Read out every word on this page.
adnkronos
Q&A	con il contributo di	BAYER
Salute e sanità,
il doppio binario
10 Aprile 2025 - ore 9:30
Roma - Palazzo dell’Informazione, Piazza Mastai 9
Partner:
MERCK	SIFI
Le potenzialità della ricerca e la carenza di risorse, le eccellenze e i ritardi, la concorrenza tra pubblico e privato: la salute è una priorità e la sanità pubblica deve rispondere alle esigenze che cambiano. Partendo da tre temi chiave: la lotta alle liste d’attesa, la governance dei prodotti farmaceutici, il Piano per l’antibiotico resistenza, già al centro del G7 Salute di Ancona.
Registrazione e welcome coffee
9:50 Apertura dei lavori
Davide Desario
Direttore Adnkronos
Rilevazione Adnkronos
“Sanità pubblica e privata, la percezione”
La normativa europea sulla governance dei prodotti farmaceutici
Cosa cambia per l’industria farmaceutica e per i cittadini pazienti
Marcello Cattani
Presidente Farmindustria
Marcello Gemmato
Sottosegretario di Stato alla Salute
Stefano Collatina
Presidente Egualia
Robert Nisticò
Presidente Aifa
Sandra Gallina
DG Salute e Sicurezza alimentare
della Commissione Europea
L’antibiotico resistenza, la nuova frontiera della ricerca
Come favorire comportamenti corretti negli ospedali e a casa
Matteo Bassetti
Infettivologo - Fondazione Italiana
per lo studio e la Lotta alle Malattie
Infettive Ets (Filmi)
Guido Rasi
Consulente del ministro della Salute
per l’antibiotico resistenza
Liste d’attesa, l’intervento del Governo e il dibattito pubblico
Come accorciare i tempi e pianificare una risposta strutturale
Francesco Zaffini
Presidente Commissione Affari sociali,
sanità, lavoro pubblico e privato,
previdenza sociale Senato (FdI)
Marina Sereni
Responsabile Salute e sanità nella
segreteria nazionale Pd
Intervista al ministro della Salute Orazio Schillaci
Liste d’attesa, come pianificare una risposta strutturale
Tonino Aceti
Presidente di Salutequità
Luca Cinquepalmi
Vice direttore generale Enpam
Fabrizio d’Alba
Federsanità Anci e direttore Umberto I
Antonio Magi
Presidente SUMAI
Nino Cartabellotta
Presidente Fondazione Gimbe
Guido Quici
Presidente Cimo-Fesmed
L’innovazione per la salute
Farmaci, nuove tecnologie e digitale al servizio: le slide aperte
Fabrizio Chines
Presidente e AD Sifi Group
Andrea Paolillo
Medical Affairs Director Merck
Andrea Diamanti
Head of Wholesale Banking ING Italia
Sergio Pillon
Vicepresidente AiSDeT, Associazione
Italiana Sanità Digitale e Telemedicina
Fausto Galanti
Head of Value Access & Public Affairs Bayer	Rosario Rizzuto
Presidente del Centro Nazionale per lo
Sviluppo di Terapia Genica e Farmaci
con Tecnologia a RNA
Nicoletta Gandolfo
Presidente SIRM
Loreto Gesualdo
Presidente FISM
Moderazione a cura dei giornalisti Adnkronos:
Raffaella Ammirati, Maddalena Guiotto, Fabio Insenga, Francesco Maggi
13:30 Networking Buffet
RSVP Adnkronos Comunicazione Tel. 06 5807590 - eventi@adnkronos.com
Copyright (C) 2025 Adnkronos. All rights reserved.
★ ★ ★
**Short problem**
Give the number of lines that hold the word "Marcello" in these records, with nothing added.

**Reply**
2